10 November 2013

Maetong Suaro Antu

Oleh: Firdaus


Di Nagari Matikutu, sekelompok orang sedang berkumpul. Jika dilihat dari latar belakangnya, apalagi latar belakang terakhirnya, mereka adalah “orang-orang hebat“ karena baru saja mencalonkan diri untuk menjadi pejabat di Nagari Matikutu tersebut. 
Keinginan mereka menjadi pejabat tak menjadi kenyataan. Ketika penghitungan suara, suara mereka jauh tercecer di bawah pemenang I dan II. Dua peraih suara terbanyak, suara mereka juga tidak memenuhi syarat untuk langsung menjadi pejabat, sehingga dua peraih suara terbanyak itu harus mengulangi lagi pertarungan. Akan dilakukan pemilihan ulang.  
Ada pun mereka yang sedang berkumpul,  pada pemilihan ulang,  hanya akan menjadi penonton, kemudian menunggu siapa yang akan menang. Tapi, menariknya, mereka masih saja maajan tuah. Mereka sudah melemparkan umpan dengan harapan umpan tersebut akan “dimakan” oleh salah satu dari dua peserta yang bertarung pada pemilihan ulang.

* **Cuplikan Catatan**:
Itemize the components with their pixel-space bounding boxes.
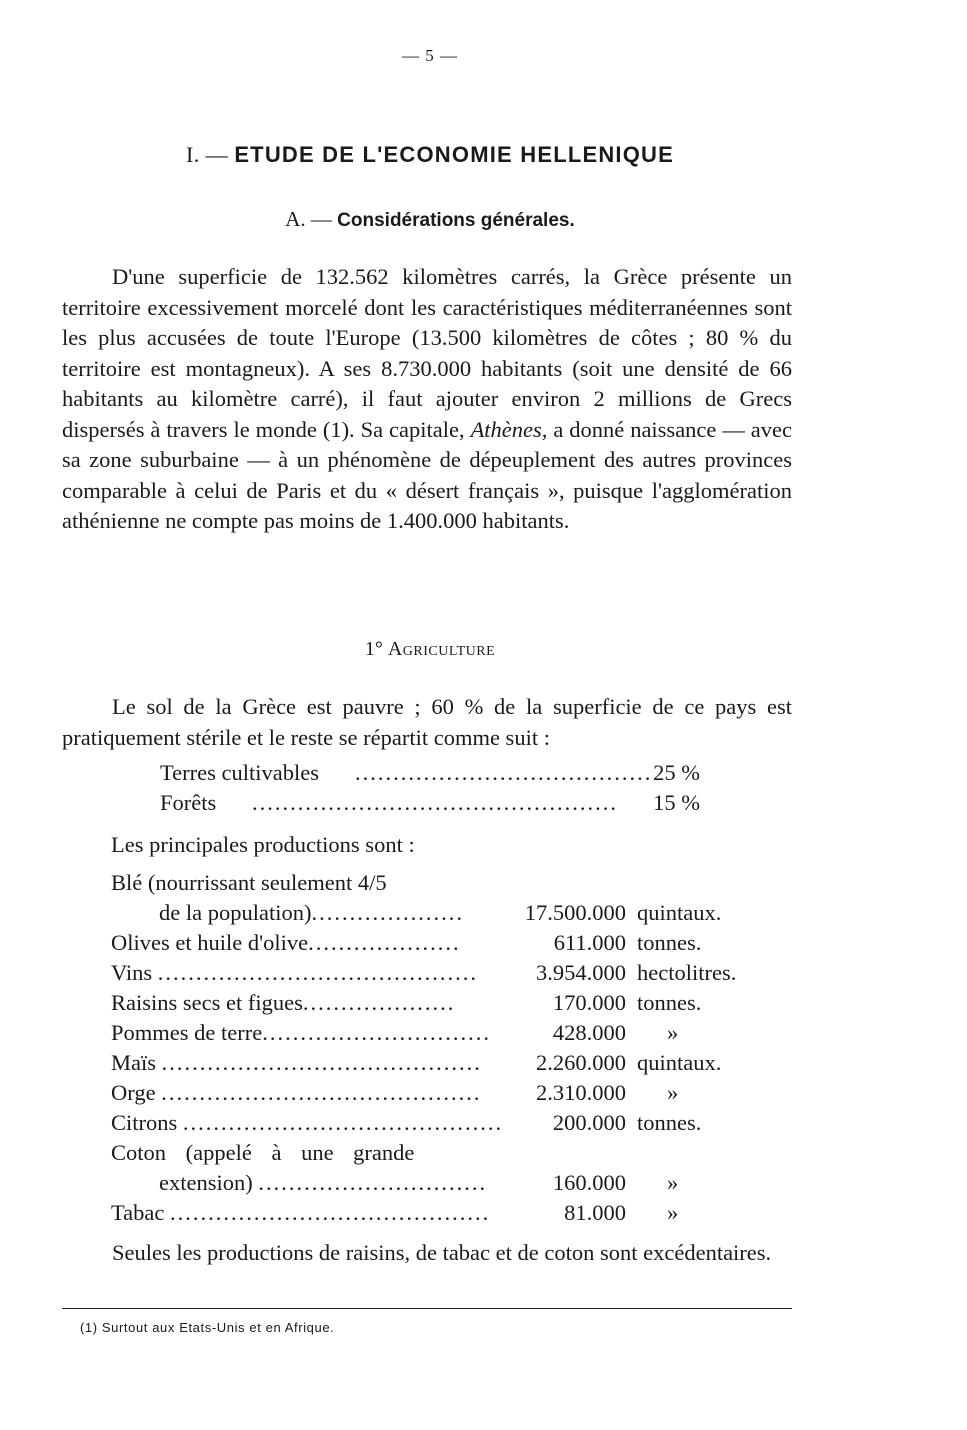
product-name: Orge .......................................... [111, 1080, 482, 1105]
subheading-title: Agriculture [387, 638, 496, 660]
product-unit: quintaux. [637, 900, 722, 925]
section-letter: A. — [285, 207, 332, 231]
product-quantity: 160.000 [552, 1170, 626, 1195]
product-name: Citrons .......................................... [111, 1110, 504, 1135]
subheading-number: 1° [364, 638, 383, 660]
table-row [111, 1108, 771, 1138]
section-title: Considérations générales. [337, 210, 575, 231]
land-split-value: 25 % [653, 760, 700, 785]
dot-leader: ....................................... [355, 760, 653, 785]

* **Yang Diminta**:
- a) Tulis ulang bagian teks tentang pemilihan di Nagari Matikutu, mulai dari "Di Nagari Matikutu, sekelompok" sampai "Nagari Matikutu tersebut.".
- b) Jawab pertanyaan berikut berdasarkan teks tentang pemilihan di Nagari Matikutu:
(i) Siapa nama penulis teks ini?
(ii) Apa yang akan dilakukan karena suara dua peraih suara terbanyak tidak memenuhi syarat?
(iii) Pada pemilihan ulang, akan menjadi apa orang-orang yang sedang berkumpul itu?

* **Jawaban Tiap Tugas**:
- a)
Di Nagari Matikutu, sekelompok orang sedang berkumpul. Jika dilihat dari latar belakangnya, apalagi latar belakang terakhirnya, mereka adalah “orang-orang hebat“ karena baru saja mencalonkan diri untuk menjadi pejabat di Nagari Matikutu tersebut.

- b)
(i) Firdaus.
(ii) Pemilihan ulang.
(iii) Hanya menjadi penonton.